[Stored entries]
┄┄┄┄┄┄
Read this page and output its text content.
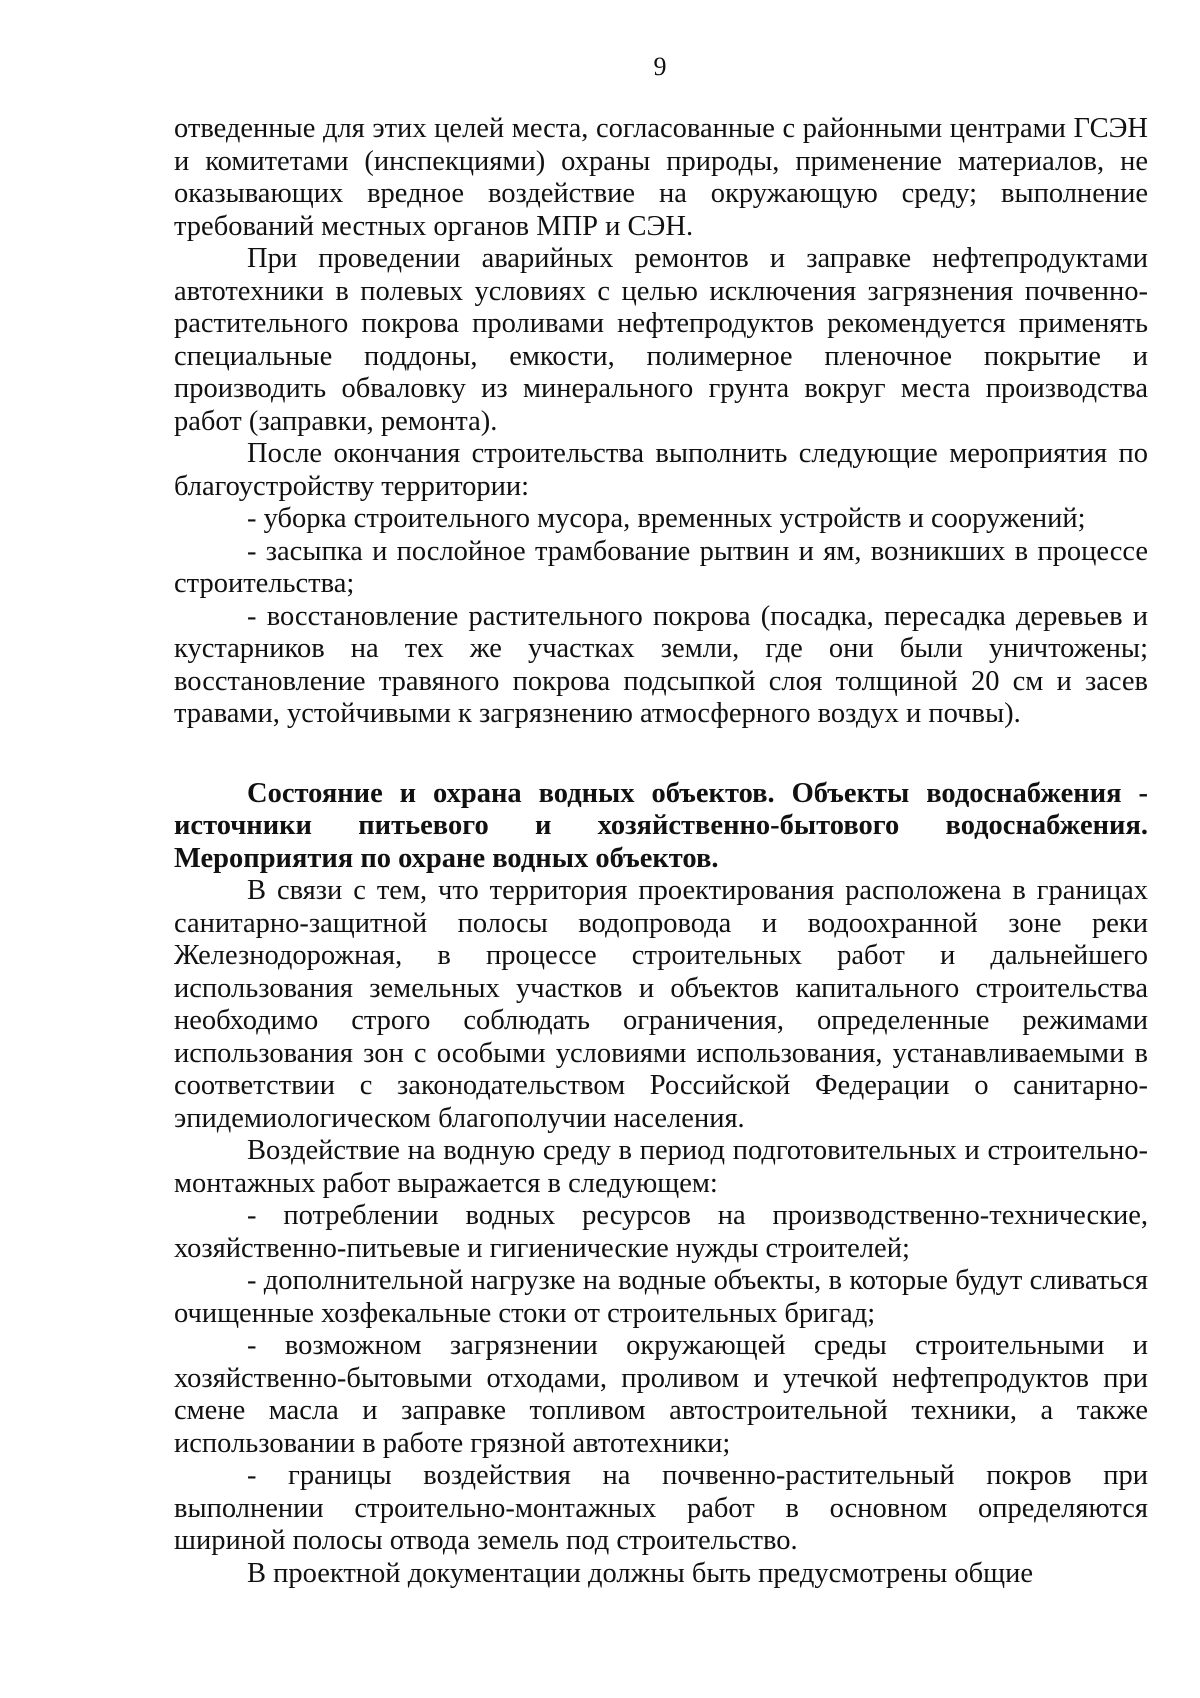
9

отведенные для этих целей места, согласованные с районными центрами ГСЭН и комитетами (инспекциями) охраны природы, применение материалов, не оказывающих вредное воздействие на окружающую среду; выполнение требований местных органов МПР и СЭН.

При проведении аварийных ремонтов и заправке нефтепродуктами автотехники в полевых условиях с целью исключения загрязнения почвенно-растительного покрова проливами нефтепродуктов рекомендуется применять специальные поддоны, емкости, полимерное пленочное покрытие и производить обваловку из минерального грунта вокруг места производства работ (заправки, ремонта).

После окончания строительства выполнить следующие мероприятия по благоустройству территории:

- уборка строительного мусора, временных устройств и сооружений;

- засыпка и послойное трамбование рытвин и ям, возникших в процессе строительства;

- восстановление растительного покрова (посадка, пересадка деревьев и кустарников на тех же участках земли, где они были уничтожены; восстановление травяного покрова подсыпкой слоя толщиной 20 см и засев травами, устойчивыми к загрязнению атмосферного воздух и почвы).

Состояние и охрана водных объектов. Объекты водоснабжения - источники питьевого и хозяйственно-бытового водоснабжения. Мероприятия по охране водных объектов.

В связи с тем, что территория проектирования расположена в границах санитарно-защитной полосы водопровода и водоохранной зоне реки Железнодорожная, в процессе строительных работ и дальнейшего использования земельных участков и объектов капитального строительства необходимо строго соблюдать ограничения, определенные режимами использования зон с особыми условиями использования, устанавливаемыми в соответствии с законодательством Российской Федерации о санитарно-эпидемиологическом благополучии населения.

Воздействие на водную среду в период подготовительных и строительно-монтажных работ выражается в следующем:

- потреблении водных ресурсов на производственно-технические, хозяйственно-питьевые и гигиенические нужды строителей;

- дополнительной нагрузке на водные объекты, в которые будут сливаться очищенные хозфекальные стоки от строительных бригад;

- возможном загрязнении окружающей среды строительными и хозяйственно-бытовыми отходами, проливом и утечкой нефтепродуктов при смене масла и заправке топливом автостроительной техники, а также использовании в работе грязной автотехники;

- границы воздействия на почвенно-растительный покров при выполнении строительно-монтажных работ в основном определяются шириной полосы отвода земель под строительство.

В проектной документации должны быть предусмотрены общие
┄┄┄┄┄┄
* What to work on
Search the data for "монтажных". Copy every line that has it.

* Output
Воздействие на водную среду в период подготовительных и строительно-монтажных работ выражается в следующем:
- границы воздействия на почвенно-растительный покров при выполнении строительно-монтажных работ в основном определяются шириной полосы отвода земель под строительство.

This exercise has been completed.